▶ [Goal]
Which lines below hold the word "style"? Copy all of them.

Records from a collection of figures:
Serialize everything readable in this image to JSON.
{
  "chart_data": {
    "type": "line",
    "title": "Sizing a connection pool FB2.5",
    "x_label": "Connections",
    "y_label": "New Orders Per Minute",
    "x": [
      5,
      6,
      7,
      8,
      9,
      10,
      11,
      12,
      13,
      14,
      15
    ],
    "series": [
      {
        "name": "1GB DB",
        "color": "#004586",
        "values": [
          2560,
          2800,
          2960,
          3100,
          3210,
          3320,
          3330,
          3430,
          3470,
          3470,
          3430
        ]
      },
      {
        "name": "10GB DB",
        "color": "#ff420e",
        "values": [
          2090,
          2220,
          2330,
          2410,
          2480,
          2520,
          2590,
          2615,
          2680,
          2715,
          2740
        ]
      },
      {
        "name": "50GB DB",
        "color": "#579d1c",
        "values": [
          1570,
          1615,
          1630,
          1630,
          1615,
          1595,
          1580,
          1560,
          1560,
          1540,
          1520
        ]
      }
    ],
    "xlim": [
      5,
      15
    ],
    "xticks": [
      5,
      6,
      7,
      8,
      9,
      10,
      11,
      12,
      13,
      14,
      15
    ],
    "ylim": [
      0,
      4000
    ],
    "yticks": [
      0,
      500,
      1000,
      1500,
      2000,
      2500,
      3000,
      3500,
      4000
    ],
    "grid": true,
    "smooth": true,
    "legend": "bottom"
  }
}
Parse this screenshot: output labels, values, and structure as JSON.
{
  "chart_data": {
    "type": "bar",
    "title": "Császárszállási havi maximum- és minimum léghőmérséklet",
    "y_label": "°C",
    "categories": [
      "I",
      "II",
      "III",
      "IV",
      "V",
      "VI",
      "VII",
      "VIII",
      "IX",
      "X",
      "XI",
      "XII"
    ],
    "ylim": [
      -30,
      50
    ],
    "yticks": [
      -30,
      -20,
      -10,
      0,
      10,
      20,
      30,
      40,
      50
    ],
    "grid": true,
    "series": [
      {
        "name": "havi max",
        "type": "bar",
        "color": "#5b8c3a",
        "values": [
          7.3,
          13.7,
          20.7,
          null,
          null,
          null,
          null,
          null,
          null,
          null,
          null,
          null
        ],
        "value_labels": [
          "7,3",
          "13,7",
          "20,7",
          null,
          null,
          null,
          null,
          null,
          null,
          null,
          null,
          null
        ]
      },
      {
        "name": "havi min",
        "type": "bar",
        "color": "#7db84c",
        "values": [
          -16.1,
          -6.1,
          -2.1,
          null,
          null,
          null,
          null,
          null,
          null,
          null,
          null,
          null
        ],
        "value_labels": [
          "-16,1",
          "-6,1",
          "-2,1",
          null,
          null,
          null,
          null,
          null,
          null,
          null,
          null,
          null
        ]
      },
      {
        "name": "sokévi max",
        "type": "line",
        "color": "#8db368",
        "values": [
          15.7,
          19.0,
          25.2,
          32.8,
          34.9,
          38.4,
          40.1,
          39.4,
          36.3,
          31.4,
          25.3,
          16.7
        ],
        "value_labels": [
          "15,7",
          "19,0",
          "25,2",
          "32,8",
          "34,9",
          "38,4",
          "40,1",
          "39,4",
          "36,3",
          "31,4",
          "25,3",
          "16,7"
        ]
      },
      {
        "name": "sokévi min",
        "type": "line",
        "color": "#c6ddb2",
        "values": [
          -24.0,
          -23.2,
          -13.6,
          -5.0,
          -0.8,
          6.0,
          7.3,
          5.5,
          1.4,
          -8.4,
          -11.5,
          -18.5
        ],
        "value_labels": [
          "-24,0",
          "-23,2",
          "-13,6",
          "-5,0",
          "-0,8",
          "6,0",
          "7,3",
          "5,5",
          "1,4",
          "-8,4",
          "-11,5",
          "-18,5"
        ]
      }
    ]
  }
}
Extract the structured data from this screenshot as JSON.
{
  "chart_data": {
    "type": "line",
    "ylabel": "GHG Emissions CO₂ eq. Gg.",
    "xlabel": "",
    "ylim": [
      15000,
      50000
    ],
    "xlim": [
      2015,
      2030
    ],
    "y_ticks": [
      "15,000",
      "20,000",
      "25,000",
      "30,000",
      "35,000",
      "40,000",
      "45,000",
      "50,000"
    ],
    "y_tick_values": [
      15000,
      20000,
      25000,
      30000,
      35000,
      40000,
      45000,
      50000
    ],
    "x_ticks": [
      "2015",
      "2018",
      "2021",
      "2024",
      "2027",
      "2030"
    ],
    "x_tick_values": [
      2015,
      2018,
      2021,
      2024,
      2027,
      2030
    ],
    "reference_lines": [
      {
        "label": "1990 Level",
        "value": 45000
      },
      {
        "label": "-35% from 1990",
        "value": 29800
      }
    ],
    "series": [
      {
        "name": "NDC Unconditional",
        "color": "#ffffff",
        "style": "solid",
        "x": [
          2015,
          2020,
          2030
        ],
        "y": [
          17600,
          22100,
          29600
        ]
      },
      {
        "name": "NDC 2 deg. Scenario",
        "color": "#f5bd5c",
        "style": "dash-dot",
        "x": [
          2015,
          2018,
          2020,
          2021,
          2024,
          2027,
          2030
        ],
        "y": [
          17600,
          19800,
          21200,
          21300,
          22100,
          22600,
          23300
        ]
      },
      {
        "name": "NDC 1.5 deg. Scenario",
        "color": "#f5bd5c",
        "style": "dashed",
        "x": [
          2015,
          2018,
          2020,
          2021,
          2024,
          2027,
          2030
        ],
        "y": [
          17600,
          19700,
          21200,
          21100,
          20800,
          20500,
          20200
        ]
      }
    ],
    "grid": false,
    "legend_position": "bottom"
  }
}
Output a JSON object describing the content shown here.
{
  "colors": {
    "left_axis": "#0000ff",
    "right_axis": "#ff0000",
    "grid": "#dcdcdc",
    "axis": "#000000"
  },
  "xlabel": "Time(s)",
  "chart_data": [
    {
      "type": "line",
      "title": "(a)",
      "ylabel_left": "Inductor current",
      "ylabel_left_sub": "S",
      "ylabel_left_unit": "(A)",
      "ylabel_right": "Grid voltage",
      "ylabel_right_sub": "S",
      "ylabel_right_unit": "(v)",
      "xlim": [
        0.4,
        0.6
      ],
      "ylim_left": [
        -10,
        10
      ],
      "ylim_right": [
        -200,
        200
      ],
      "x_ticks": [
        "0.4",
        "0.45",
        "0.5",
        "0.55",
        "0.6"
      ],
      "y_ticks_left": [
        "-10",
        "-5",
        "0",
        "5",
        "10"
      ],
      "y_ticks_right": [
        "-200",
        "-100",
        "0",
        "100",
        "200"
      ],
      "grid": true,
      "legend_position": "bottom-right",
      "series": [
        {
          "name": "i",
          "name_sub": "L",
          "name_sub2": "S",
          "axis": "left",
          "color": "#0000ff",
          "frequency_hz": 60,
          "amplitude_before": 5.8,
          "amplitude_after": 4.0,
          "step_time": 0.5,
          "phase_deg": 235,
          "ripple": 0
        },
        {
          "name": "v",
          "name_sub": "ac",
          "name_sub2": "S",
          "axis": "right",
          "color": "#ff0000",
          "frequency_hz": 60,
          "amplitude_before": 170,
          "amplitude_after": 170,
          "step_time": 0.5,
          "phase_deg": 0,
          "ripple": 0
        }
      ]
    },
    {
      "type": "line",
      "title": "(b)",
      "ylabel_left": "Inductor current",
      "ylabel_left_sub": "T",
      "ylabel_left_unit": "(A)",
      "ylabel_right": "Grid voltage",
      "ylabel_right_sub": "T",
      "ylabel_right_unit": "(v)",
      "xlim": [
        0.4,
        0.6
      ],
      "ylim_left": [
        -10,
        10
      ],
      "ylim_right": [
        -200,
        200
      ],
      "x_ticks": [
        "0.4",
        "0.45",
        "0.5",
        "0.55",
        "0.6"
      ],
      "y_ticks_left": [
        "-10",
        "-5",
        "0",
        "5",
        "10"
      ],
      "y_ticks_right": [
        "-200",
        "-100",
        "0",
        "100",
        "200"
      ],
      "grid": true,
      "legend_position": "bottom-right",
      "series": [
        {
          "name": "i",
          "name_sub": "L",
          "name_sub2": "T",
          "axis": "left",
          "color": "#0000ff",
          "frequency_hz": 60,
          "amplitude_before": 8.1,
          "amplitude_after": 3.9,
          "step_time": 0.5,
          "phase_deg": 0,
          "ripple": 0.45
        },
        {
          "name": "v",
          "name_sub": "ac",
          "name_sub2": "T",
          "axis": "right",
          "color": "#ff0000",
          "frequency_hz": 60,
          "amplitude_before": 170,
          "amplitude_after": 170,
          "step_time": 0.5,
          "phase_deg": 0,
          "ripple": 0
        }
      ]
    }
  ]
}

▶ [The completed task]
        "style": "solid",
        "style": "dash-dot",
        "style": "dashed",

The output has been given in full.